Directive 1: Summarize the forum thread about intense light on a black object in two sentences.

# With a very intense light on a black object, will it reflect?

I was wondering about the nature of object's colour. I know that an object get its colour from the absorption of visible electromagnetic radiation, reflecting all the other wavelength. But if we take the case of a black object that absorbs every visible light, I know that photons will be absorbed by some molecules, then will be re-emitted with less energy because some of the energy has been "passed on" the molecule, in which it goes faster, thus, giving us heat. So, if we put a very intense light, does it simply change the amplitude and the object is still black or does the wavelength shift and gives a different result?

My guess would be that no matter the amplitude, the wavelength are the same and thus the black object will still appear black but I want to be sure with, maybe, a more scientific explanation? If you have also links of some sort, I would gladly appreciate it!

• Every material reflects some amount of light. The one that reflects the least is here en.m.wikipedia.org/wiki/Vantablack Oct 20, 2017 at 17:24
• Black isn't a wavelength.
– JMac
Oct 20, 2017 at 17:30
• If it gets very hot, it won't reflect, but will emit blackbody radiation at a certain point. Oct 20, 2017 at 17:54
• @safesphere Woah. Vantablack is creepy looking.

Source records:
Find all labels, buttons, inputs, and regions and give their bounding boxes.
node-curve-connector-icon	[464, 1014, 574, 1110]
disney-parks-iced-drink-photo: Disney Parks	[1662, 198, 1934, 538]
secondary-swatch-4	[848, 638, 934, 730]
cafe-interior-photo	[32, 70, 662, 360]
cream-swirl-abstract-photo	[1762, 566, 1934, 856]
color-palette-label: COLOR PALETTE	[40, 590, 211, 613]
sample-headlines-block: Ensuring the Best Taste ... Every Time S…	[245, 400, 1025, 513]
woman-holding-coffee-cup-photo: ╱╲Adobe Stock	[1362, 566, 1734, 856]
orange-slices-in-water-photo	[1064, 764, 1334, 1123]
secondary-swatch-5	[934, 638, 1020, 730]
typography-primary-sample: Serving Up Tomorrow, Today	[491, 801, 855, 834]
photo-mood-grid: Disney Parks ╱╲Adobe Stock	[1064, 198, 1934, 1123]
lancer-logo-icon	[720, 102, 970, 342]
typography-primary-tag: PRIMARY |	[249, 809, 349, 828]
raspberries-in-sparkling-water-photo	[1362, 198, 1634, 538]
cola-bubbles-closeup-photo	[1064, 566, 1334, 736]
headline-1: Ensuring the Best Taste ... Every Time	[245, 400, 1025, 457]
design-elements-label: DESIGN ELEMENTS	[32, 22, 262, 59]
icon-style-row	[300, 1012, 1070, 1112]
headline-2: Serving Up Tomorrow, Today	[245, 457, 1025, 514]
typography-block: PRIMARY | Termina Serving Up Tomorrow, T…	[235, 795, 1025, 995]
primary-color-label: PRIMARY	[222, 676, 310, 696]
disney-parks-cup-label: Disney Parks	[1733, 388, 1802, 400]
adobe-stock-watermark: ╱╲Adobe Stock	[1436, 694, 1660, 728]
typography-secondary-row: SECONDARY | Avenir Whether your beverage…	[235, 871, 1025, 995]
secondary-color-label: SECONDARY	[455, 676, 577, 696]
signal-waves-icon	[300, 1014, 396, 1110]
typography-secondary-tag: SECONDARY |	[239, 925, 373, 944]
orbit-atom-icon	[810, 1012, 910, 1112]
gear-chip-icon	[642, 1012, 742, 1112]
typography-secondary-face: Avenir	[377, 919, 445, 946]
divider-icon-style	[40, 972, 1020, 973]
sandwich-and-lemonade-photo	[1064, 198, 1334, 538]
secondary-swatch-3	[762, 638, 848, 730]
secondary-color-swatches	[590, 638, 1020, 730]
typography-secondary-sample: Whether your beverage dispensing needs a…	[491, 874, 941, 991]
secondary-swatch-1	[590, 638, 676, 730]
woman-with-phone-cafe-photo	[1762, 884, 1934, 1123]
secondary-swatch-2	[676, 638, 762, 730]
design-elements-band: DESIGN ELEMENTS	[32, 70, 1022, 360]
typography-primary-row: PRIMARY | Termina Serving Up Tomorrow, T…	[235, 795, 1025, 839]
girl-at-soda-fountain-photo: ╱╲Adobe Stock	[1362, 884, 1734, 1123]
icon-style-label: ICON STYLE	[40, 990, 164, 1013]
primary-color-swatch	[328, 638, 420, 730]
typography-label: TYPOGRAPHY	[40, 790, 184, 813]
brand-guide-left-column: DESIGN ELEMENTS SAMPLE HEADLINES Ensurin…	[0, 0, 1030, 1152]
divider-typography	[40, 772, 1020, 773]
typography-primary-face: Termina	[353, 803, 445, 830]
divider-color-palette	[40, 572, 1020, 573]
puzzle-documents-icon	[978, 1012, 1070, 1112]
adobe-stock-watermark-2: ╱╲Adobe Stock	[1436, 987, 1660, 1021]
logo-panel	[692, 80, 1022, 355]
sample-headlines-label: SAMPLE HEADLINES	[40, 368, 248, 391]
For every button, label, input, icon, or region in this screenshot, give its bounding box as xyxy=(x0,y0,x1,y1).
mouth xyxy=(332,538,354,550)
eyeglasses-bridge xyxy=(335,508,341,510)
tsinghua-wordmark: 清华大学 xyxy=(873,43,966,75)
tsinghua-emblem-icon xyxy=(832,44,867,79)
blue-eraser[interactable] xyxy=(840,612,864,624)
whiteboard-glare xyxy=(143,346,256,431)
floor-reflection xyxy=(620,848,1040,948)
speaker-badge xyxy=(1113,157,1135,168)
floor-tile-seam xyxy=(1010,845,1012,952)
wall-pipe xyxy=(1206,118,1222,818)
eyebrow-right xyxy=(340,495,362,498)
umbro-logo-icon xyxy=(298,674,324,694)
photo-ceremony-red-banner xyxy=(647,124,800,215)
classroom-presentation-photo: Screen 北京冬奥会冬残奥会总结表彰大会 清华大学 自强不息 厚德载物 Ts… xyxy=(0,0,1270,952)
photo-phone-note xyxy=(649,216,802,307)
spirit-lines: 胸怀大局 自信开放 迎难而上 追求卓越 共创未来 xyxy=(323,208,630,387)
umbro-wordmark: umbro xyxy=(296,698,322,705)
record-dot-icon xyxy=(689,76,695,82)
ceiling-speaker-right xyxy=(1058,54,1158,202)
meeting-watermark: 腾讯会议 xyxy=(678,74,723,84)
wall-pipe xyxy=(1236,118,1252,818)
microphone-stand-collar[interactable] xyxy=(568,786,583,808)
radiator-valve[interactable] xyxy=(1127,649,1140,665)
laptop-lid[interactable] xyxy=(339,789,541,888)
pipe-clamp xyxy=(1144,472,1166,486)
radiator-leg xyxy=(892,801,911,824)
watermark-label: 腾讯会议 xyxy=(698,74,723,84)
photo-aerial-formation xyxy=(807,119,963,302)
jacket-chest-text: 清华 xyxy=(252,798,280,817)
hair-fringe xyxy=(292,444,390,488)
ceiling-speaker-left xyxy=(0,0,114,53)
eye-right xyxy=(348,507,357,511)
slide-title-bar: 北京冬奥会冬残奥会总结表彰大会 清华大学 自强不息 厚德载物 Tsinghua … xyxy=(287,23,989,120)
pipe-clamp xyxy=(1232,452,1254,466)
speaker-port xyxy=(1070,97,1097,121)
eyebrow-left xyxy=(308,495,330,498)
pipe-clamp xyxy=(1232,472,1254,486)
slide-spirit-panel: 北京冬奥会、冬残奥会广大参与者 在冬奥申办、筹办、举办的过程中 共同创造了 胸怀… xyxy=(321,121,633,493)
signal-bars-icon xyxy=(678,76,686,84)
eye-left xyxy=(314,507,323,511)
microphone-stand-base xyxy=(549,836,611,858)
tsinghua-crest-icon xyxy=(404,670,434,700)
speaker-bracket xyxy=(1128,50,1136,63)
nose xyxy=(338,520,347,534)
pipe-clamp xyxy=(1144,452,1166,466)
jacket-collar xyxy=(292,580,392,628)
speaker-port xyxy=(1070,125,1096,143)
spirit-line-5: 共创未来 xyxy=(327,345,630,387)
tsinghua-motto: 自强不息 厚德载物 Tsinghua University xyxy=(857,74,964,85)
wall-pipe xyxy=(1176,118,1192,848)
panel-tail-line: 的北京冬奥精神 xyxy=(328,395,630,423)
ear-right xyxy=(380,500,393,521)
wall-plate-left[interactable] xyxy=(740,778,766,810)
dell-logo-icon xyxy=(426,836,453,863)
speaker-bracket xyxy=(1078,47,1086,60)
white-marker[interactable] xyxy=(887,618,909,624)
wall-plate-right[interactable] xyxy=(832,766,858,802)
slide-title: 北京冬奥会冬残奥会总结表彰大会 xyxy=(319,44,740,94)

Directive 2: Extract the records verbatim, starting at their first line and ending with the line containing "566, 1934, 856]", both included.

Task answer 1: The poster asks whether very intense light on a black object only changes the amplitude, so the object stays black, or whether the wavelength shifts and produces a different result, and guesses that it will still appear black. Commenters note that every material reflects some light, with Vantablack reflecting the least, that black isn't a wavelength, and that a very hot object won't reflect but will emit blackbody radiation at a certain point.

Task answer 2:
Find all labels, buttons, inputs, and regions and give their bounding boxes.
node-curve-connector-icon	[464, 1014, 574, 1110]
disney-parks-iced-drink-photo: Disney Parks	[1662, 198, 1934, 538]
secondary-swatch-4	[848, 638, 934, 730]
cafe-interior-photo	[32, 70, 662, 360]
cream-swirl-abstract-photo	[1762, 566, 1934, 856]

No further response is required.